══ Records ══
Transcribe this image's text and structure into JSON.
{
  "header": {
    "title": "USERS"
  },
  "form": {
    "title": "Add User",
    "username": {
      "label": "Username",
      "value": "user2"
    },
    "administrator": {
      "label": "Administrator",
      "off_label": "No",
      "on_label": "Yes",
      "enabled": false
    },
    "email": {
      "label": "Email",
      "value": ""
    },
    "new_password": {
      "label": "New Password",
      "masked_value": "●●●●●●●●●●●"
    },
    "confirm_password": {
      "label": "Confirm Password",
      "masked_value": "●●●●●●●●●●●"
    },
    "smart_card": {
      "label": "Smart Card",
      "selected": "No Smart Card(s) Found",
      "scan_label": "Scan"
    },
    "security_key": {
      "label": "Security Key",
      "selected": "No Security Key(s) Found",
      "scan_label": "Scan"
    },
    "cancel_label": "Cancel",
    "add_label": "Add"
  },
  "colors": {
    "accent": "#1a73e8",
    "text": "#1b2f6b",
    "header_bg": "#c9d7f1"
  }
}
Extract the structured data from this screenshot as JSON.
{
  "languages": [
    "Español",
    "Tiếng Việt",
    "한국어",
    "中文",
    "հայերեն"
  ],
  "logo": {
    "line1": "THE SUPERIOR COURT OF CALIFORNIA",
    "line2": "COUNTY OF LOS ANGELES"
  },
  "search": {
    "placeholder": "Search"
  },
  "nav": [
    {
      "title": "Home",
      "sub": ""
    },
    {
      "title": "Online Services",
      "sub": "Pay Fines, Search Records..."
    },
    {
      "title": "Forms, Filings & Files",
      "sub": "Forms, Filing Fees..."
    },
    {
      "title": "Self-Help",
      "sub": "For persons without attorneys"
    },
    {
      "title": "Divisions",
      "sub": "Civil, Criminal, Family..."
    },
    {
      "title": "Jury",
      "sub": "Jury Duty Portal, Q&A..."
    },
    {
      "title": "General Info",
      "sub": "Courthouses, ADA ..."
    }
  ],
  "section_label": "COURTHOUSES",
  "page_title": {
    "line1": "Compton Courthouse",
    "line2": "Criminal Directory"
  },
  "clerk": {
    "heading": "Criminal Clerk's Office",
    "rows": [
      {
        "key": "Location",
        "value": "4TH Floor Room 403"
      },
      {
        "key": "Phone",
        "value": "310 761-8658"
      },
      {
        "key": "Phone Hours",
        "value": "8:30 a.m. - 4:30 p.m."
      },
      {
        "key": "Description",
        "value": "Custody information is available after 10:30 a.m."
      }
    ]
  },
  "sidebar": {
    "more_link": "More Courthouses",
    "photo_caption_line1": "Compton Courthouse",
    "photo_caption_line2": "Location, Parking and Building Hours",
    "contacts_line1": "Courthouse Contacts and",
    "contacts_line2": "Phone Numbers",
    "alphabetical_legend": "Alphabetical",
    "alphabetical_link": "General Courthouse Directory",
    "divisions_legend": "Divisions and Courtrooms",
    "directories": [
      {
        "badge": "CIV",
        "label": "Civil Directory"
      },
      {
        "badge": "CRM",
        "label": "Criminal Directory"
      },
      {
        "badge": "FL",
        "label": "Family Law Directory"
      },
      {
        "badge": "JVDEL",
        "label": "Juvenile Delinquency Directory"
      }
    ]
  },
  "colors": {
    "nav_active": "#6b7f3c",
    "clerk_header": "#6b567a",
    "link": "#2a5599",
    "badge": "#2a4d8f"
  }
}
═══
## Work to be completed
In the material above, find each line that contains the word "Found", and select it.

## Answer
      "selected": "No Smart Card(s) Found",
      "selected": "No Security Key(s) Found",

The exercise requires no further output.